◆ **TEXT SHOWN**
Here you can see the desired field names ("first name" and "last name") coupled with their actual members. The funny construct false as usize + 1 + 1 is the number of fields to be serialized (which in this case is obviously 2). This spelling in particular is a consequence of wanting to support a different attribute.

For example, if we added a middle name that we wanted to serialize only if it wasn’t empty, there’s an attribute for that:

#[derive(Serialize)]
struct Person {
    #[serde(rename = "first name")]
    first: String,

    #[serde(rename = "middle name", skip_serializing_if = "String::is_empty")]
    middle: String,

    #[serde(rename = "last name")]
    last: String,
}

Which generates the following code (with the new additions highlighted):

#[doc(hidden)]
#[allow(non_upper_case_globals, unused_attributes, unused_qualifications)]
const _: () = {
    #[allow(unused_extern_crates, clippy::useless_attribute)]
    extern crate serde as _serde;
    #[automatically_derived]
    impl _serde::Serialize for Person {
        fn serialize<__S>(
            &self,
            __serializer: __S,
        ) -> _serde::__private::Result<__S::Ok, __S::Error>
        where
            __S: _serde::Serializer,
        {
            let mut __serde_state = _serde::Serializer::serialize_struct(
                __serializer,
                "Person",
                false as usize + 1 + if String::is_empty(&self.middle) { 0 } else { 1 }
                    + 1,
            )?;
            _serde::ser::SerializeStruct::serialize_field(
                &mut __serde_state,
                "first name",
                &self.first,
            )?;
            if !String::is_empty(&self.middle) {
                _serde::ser::SerializeStruct::serialize_field(
                    &mut __serde_state,
                    "middle name",
                    &self.middle,
                )?;
            } else {
                _serde::ser::SerializeStruct::skip_field(
                    &mut __serde_state,
                    "middle name",
                )?;
            }
            _serde::ser::SerializeStruct::serialize_field(
                &mut __serde_state,
                "last name",
                &self.last,
            )?;
            _serde::ser::SerializeStruct::end(__serde_state)

◆ **EXTRACTED INFORMATION**
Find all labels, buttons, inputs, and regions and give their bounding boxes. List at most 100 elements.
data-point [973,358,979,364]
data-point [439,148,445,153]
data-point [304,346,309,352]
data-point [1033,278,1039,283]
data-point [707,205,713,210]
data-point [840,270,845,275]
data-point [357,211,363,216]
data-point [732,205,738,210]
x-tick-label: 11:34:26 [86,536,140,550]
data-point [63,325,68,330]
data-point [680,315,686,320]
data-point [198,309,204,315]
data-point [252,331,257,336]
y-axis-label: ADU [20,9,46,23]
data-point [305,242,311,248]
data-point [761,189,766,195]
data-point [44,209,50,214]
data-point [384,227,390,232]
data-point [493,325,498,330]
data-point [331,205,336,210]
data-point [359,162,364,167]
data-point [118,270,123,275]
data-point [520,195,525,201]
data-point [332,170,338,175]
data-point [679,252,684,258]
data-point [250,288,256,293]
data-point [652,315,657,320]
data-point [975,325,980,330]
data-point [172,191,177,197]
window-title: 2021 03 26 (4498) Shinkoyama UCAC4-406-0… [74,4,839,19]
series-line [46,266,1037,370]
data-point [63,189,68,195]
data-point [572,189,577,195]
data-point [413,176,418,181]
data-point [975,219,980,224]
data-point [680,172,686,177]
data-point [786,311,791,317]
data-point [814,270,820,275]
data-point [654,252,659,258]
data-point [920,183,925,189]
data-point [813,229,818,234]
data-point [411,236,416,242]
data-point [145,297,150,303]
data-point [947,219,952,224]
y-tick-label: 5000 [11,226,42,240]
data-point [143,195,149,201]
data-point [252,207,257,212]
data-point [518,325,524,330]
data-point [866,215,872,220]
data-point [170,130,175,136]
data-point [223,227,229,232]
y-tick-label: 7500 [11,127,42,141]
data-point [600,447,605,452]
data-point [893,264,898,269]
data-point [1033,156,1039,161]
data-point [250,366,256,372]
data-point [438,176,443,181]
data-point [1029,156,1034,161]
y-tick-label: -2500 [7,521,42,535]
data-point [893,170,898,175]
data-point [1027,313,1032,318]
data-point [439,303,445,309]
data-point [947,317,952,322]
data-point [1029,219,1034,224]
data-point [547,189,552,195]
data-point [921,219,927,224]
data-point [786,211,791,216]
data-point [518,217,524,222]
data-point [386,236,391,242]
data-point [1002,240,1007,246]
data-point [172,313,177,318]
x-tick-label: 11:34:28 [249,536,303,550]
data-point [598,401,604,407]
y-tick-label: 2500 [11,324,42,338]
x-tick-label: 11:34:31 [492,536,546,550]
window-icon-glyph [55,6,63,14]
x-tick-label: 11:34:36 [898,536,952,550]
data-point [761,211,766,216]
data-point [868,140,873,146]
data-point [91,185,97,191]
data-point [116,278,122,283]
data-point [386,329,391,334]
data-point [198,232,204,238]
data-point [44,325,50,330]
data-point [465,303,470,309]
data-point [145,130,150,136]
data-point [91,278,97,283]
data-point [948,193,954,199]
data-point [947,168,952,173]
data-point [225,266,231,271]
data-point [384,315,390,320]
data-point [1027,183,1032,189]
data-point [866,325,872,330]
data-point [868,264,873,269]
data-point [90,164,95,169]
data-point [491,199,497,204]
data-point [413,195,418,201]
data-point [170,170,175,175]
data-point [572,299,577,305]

◆ **SET EXERCISE 1**
Output the part of the serde derive text from "Here you can" up to and including "a different attribute.", copied character for character.
◆ **SET EXERCISE 2**
Pick up the serde derive text after its last line and continue it.

◆ **EXERCISE RESPONSE 1**
Here you can see the desired field names ("first name" and "last name") coupled with their actual members. The funny construct false as usize + 1 + 1 is the number of fields to be serialized (which in this case is obviously 2). This spelling in particular is a consequence of wanting to support a different attribute.

◆ **EXERCISE RESPONSE 2**
        }
    }
};

What would this look like in our annotations model? In C++, we don’t really have something like serde — where serialization splits up the pieces being serialized and what they are serialized into. At least, I’m not personally aware of such a library. Instead, we just have JSON libraries that handle JSON serialization, TOML libraries that handle TOML serialization, etc. Maybe that’s a consequence of missing the language support necessary to make it easy to do this kind of opt in? On the other hand, we do have this model for hashing — that’s Types Don’t Know #.

In any event, while Rust’s and C++’s formatting approaches are similar, so the resulting implementations look similar — this isn’t true here. So instead of crafting a serde-like library in C++, I’m simply going to show what this might look like for serializing into Boost.JSON.

We’ll start with just support for derive<Serialize> and rename. That’s all we need to get this code to work:

struct [[=derive<serde::Serialize>]] Point {
    int x, y;
};

struct [[=derive<serde::Serialize>]] Person {
    [[=serde::rename("first name")]] std::string first;
    [[=serde::rename("last name")]] std::string last;
};

int main() {
    // prints {"x":1,"y":2}
    std::cout << boost::json::value_from(Point{.x=1, .y=2}) << '\n';
    // prints {"first name":"Peter","last name":"Dimov"}
    std::cout << boost::json::value_from(Person{.first="Peter", .last="Dimov"}) << '\n';
}

And this whole thing is… 21 lines of code, if I keep the same derive variable template from before:

namespace serde {
    inline constexpr struct{} Serialize{};
    struct rename { char const* field; };
}

namespace boost::json {
    template <class T>
        requires (has_annotation(^^T, derive<serde::Serialize>))
    void tag_invoke(value_from_tag const&, value& v, T const& t) {
        auto& obj = v.emplace_object();
        [:expand(nonstatic_data_members_of(^^T)):] >> [&]<auto M>{
            constexpr auto field = annotation_of<serde::rename>(M)
                .transform([](serde::rename r){
                    return std::string_view(r.field);
                })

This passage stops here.